TASK TO COMPLETE.
Show every line in the records below that contains the word "name".

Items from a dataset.

--- START ---

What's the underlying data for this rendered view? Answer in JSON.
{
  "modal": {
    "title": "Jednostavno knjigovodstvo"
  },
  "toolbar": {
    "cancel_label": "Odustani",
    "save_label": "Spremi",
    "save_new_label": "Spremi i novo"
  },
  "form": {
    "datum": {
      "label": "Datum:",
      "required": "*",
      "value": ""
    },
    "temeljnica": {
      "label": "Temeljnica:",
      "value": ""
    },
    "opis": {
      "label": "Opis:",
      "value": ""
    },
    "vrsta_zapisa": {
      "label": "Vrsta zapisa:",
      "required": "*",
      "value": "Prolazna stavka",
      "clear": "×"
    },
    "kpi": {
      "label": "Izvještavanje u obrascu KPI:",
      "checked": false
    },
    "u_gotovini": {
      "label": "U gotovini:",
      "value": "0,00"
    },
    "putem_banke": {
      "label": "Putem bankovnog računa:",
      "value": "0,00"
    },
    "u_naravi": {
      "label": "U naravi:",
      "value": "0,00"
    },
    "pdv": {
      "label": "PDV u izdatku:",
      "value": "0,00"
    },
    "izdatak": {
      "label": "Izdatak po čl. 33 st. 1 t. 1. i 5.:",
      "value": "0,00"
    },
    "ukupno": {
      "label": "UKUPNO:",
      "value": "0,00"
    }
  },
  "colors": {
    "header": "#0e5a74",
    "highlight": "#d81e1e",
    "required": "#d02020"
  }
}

--- END ---
--- START ---

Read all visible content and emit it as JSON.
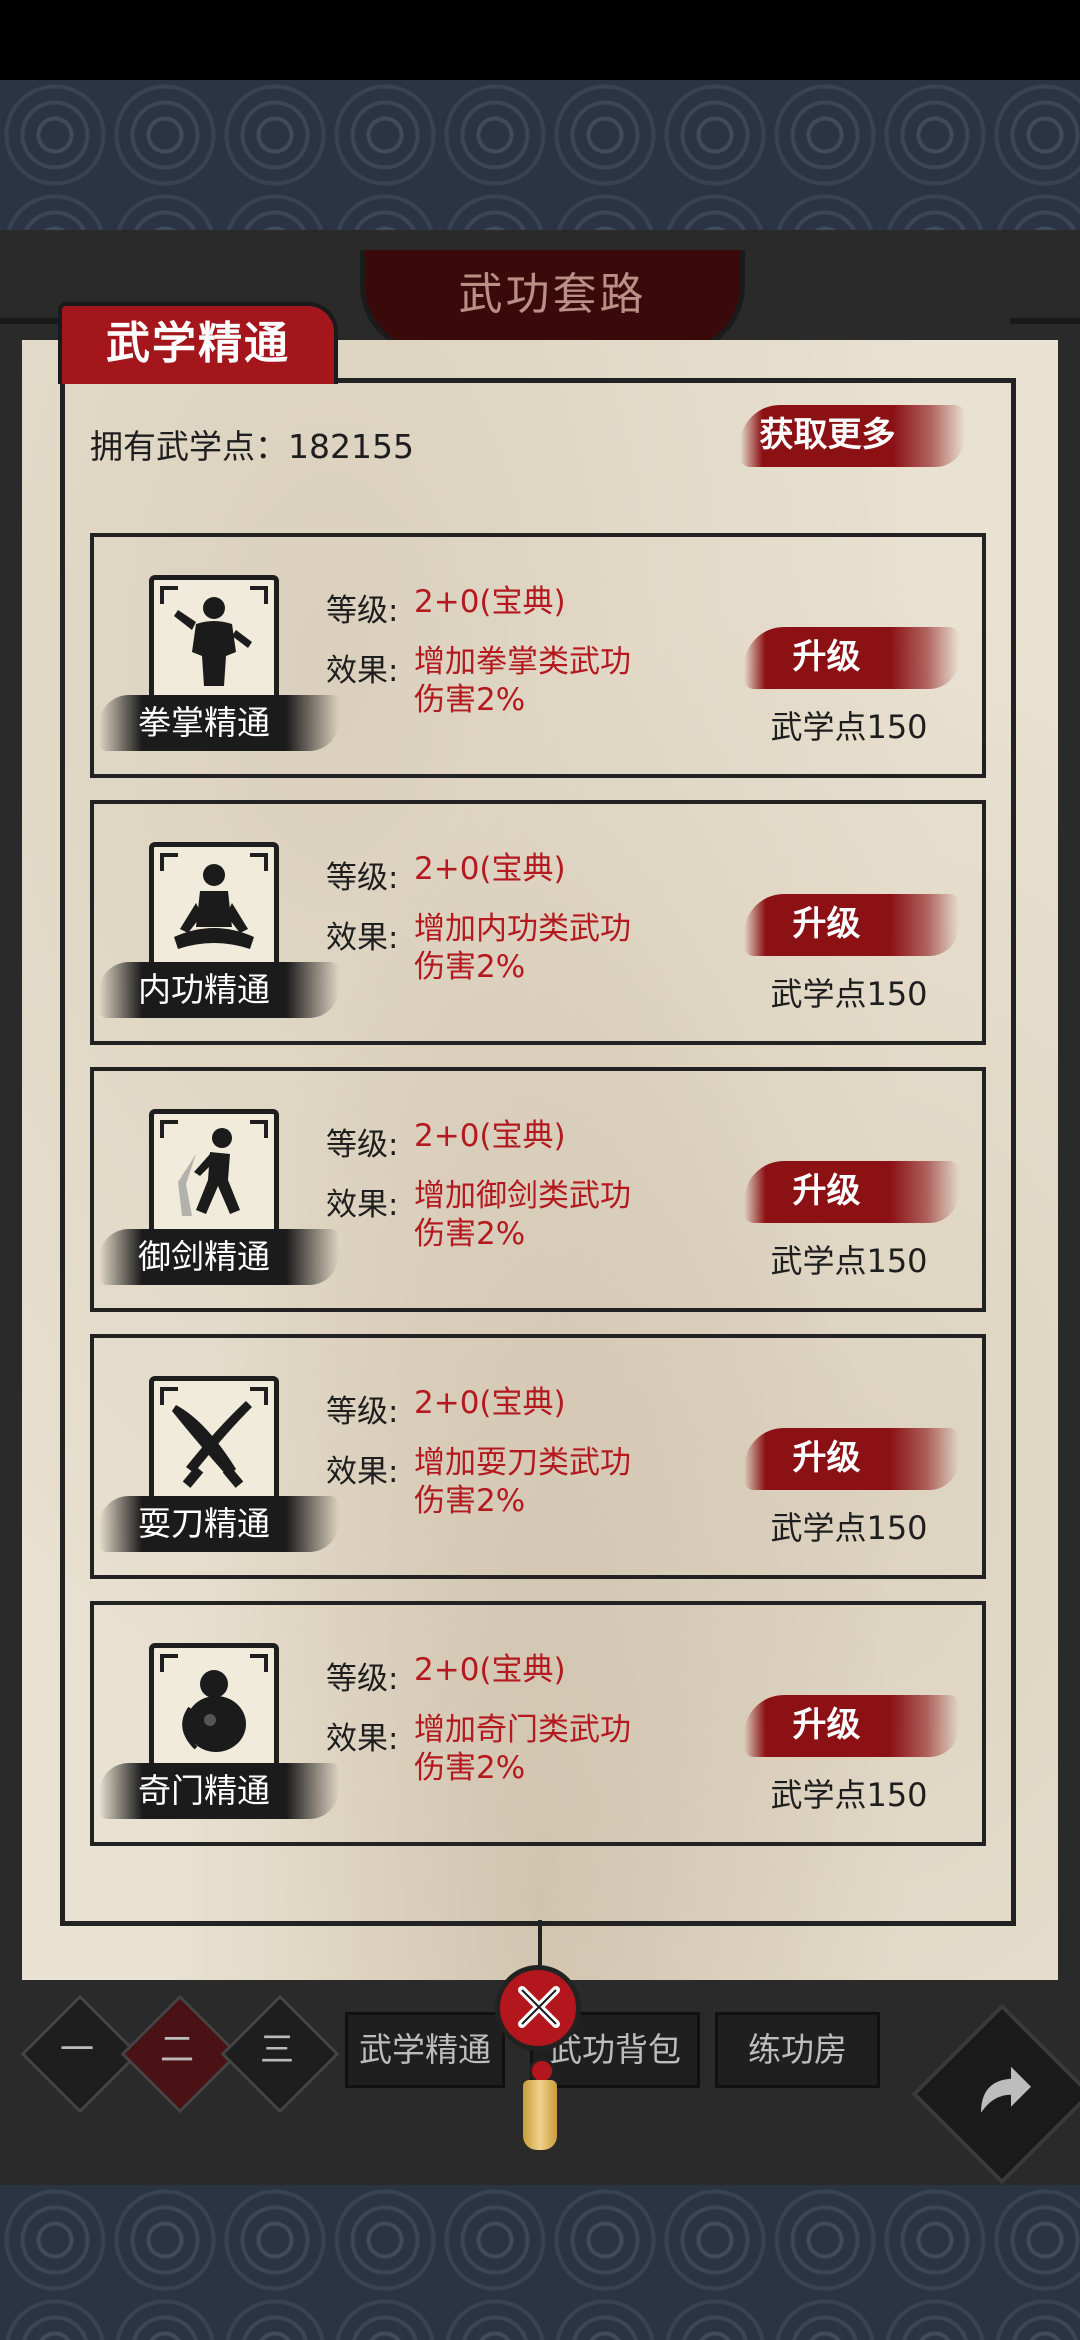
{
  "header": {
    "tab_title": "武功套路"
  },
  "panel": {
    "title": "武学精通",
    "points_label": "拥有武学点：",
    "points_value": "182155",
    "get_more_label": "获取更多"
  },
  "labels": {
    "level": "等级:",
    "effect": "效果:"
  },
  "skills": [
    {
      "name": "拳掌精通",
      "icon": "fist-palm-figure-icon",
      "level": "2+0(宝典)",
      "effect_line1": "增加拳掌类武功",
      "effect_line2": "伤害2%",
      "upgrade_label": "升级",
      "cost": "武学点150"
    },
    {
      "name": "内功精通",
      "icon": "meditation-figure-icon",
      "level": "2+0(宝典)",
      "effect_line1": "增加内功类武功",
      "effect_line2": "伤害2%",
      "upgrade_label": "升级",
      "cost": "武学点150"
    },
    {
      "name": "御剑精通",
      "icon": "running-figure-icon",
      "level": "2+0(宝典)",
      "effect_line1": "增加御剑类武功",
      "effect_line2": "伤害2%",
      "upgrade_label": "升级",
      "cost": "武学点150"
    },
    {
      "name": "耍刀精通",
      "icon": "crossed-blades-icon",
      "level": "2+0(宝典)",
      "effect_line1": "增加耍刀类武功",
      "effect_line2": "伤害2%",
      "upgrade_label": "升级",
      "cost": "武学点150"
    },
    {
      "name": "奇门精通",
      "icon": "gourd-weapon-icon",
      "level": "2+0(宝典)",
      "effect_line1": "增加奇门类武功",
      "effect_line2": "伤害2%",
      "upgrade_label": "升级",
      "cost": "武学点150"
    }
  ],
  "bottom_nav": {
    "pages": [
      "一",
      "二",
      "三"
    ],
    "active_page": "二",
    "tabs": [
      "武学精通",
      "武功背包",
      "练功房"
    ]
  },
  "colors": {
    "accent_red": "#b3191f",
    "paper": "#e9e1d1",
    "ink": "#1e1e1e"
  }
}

--- END ---

RESULT.
      "name": "拳掌精通",
      "name": "内功精通",
      "name": "御剑精通",
      "name": "耍刀精通",
      "name": "奇门精通",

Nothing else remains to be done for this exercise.